══ INPUT MATERIAL ══
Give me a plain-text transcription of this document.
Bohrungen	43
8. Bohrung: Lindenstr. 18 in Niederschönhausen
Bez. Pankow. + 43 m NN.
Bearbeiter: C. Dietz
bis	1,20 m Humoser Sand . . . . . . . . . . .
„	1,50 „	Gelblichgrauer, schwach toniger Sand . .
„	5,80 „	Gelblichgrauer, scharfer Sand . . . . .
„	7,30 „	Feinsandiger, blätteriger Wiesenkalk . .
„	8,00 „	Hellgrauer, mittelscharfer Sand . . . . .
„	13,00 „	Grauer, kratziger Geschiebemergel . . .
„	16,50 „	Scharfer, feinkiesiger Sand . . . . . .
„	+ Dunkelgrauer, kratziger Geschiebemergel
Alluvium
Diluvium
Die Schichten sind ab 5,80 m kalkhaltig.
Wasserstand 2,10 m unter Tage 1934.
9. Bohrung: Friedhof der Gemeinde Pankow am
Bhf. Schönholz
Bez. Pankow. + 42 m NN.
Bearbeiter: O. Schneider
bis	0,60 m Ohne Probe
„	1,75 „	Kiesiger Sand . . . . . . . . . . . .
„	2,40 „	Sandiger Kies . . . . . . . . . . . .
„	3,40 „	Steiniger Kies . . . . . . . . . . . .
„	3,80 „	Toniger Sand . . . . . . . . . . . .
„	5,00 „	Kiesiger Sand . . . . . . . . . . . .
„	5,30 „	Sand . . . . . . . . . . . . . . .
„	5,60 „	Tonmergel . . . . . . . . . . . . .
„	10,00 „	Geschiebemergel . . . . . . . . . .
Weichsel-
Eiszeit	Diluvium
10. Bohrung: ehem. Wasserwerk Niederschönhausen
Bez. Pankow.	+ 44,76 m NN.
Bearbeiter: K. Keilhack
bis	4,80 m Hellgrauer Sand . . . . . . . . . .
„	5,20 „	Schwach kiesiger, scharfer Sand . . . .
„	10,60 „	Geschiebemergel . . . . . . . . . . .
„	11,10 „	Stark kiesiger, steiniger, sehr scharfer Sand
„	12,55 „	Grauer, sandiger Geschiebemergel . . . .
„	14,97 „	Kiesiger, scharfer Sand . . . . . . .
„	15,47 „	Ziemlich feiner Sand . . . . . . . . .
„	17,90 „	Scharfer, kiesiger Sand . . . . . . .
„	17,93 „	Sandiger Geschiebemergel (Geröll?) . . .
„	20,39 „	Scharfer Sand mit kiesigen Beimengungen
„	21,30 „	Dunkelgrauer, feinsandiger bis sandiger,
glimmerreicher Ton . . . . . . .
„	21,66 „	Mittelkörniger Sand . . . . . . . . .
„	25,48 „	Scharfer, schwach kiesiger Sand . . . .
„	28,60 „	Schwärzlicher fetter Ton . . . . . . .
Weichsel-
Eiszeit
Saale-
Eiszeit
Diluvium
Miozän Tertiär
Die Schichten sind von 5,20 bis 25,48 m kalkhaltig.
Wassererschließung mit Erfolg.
═══
• [TASK TO CARRY OUT]
Copy whichever lines in the listing above contain the word "Dunkelgrauer".

• [REPLY]
„	+ Dunkelgrauer, kratziger Geschiebemergel
„	21,30 „	Dunkelgrauer, feinsandiger bis sandiger,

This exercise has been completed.